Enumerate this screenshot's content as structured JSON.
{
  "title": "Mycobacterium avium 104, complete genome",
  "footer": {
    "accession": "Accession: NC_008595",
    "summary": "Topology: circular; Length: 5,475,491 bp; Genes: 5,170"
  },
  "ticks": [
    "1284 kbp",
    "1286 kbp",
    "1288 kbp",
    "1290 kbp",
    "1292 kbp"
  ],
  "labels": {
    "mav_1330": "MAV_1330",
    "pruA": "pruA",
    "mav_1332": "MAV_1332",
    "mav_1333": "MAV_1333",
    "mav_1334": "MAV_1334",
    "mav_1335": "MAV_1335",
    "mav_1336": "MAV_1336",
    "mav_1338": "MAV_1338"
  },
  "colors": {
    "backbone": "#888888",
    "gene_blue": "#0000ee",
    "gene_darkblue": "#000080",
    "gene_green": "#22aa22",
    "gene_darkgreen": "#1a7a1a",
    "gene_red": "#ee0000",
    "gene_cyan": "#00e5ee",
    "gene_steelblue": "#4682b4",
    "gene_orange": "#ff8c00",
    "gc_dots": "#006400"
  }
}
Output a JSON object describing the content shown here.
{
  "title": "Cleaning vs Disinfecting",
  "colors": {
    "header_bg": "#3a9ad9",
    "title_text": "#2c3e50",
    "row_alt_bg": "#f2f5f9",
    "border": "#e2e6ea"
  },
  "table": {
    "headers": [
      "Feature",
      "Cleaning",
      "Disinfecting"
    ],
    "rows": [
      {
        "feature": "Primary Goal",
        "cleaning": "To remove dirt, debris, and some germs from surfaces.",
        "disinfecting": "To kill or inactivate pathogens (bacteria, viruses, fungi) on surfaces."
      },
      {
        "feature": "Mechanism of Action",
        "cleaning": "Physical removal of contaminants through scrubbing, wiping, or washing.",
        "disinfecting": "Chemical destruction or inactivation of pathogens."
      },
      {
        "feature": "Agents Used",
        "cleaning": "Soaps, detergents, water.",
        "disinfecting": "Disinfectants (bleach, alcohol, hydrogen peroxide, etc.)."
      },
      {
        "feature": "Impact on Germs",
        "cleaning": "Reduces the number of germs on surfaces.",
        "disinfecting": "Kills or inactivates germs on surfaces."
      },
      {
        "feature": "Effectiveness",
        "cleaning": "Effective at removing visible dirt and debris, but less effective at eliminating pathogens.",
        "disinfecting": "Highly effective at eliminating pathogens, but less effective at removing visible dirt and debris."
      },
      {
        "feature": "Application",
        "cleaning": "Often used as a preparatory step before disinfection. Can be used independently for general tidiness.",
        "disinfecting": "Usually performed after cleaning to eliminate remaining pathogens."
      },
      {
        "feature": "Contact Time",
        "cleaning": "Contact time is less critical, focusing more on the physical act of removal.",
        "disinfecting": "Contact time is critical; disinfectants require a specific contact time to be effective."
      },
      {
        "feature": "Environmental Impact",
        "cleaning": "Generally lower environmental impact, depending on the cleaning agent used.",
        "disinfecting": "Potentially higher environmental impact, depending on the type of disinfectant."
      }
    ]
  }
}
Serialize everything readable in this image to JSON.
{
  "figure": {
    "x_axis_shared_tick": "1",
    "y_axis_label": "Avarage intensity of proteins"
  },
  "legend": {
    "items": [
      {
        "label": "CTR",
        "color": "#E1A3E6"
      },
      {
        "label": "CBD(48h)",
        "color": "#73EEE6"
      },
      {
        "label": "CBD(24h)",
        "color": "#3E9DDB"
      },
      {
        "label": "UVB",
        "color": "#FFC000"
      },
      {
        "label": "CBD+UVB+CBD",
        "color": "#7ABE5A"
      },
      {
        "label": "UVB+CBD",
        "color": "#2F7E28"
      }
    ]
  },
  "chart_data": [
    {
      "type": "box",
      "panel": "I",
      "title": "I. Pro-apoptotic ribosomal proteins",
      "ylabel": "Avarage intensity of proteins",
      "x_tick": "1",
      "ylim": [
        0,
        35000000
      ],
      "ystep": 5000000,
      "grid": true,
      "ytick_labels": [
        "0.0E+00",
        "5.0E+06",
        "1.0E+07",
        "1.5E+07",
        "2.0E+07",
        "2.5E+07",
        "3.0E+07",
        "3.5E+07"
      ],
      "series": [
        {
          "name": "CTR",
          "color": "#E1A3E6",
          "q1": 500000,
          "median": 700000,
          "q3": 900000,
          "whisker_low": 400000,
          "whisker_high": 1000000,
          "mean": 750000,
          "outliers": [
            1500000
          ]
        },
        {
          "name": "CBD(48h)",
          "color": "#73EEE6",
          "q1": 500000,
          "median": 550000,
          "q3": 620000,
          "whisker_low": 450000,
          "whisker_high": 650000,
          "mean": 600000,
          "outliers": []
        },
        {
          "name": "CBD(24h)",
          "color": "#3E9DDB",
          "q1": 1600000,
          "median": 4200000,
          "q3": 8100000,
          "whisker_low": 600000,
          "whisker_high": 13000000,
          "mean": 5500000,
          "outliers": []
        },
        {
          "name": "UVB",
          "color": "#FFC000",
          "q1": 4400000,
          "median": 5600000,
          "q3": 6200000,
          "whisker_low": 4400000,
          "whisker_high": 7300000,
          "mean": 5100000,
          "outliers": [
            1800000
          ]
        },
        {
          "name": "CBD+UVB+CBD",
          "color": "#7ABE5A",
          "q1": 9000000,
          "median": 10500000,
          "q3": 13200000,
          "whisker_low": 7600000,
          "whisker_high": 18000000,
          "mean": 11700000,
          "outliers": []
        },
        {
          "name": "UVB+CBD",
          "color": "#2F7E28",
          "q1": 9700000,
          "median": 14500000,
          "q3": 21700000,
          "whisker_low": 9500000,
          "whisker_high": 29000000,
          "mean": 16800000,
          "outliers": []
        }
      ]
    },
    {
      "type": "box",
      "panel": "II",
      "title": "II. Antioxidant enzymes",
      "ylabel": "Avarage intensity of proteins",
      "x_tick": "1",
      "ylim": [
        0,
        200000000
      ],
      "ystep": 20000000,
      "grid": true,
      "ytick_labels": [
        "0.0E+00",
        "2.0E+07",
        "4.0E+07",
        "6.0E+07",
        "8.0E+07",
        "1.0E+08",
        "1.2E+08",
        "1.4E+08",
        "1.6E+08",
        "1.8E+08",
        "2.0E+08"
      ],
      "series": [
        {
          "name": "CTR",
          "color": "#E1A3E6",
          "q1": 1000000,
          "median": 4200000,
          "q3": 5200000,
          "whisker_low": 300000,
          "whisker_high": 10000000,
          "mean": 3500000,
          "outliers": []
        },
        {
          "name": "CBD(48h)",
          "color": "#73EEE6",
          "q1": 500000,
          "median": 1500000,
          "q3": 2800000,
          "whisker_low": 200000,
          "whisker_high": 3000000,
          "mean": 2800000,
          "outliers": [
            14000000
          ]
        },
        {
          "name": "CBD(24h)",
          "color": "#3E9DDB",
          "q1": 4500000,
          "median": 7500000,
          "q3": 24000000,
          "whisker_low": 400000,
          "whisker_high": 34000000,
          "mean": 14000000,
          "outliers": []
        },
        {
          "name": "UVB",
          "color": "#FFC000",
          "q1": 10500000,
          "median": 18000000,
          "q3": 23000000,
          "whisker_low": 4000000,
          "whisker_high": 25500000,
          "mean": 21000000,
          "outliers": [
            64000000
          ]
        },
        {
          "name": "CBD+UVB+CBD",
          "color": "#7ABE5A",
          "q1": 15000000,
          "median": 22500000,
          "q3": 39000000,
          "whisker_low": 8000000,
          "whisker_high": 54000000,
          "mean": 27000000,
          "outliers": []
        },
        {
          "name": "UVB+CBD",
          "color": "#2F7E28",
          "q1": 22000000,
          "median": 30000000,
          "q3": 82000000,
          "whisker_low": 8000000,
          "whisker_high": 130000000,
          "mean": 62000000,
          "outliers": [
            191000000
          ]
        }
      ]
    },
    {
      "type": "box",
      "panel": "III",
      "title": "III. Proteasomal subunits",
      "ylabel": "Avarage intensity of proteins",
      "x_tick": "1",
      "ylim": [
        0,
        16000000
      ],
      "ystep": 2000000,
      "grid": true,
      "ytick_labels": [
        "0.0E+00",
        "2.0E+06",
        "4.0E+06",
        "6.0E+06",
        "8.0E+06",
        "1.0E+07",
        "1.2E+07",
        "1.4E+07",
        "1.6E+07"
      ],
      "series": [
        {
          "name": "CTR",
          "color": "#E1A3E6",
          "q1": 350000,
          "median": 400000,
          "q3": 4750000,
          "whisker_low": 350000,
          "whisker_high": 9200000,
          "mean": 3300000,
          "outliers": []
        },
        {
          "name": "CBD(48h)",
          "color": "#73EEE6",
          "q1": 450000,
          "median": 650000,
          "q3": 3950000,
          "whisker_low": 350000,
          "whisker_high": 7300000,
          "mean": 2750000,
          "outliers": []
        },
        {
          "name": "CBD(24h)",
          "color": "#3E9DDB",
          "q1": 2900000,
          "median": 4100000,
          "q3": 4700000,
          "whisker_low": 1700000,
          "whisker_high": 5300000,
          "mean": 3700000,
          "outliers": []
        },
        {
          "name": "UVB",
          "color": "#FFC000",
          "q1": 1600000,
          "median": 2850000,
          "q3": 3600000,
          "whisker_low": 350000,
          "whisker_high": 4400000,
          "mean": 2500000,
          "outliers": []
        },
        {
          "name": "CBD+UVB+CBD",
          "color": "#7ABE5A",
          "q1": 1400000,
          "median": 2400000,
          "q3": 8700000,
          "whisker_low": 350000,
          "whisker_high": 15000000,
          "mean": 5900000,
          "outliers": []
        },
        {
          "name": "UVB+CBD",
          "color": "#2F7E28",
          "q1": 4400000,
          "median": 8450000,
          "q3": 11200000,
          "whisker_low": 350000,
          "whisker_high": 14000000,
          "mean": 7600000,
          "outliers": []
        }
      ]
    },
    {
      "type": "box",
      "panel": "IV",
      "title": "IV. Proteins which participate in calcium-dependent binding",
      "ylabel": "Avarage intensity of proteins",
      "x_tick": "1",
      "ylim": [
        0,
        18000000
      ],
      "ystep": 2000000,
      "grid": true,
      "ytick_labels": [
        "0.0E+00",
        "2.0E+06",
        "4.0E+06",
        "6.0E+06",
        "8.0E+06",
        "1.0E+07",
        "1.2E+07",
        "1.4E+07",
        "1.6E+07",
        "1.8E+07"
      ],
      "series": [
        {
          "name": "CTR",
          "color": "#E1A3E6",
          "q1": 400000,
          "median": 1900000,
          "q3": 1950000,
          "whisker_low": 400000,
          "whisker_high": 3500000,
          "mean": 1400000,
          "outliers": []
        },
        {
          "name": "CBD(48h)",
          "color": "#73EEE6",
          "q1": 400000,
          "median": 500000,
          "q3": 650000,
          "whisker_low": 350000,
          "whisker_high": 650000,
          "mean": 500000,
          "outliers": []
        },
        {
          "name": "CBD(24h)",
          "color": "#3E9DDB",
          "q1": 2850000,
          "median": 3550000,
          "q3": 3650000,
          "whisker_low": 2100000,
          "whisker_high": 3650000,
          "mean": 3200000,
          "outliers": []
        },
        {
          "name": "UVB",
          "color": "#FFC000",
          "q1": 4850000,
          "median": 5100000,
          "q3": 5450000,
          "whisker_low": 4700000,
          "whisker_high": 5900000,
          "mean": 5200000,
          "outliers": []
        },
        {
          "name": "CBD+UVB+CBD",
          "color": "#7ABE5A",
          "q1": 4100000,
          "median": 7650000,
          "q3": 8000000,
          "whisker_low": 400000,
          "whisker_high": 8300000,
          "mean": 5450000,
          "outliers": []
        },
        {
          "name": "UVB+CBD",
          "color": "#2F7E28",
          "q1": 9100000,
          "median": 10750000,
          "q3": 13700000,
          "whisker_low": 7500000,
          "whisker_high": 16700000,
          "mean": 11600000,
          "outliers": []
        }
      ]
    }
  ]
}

## [WHAT TO PRODUCE]
Which of the lines in the material above contain "ystep"? Copy each one out.

## [THE COMPLETED TASK]
      "ystep": 5000000,
      "ystep": 20000000,
      "ystep": 2000000,
      "ystep": 2000000,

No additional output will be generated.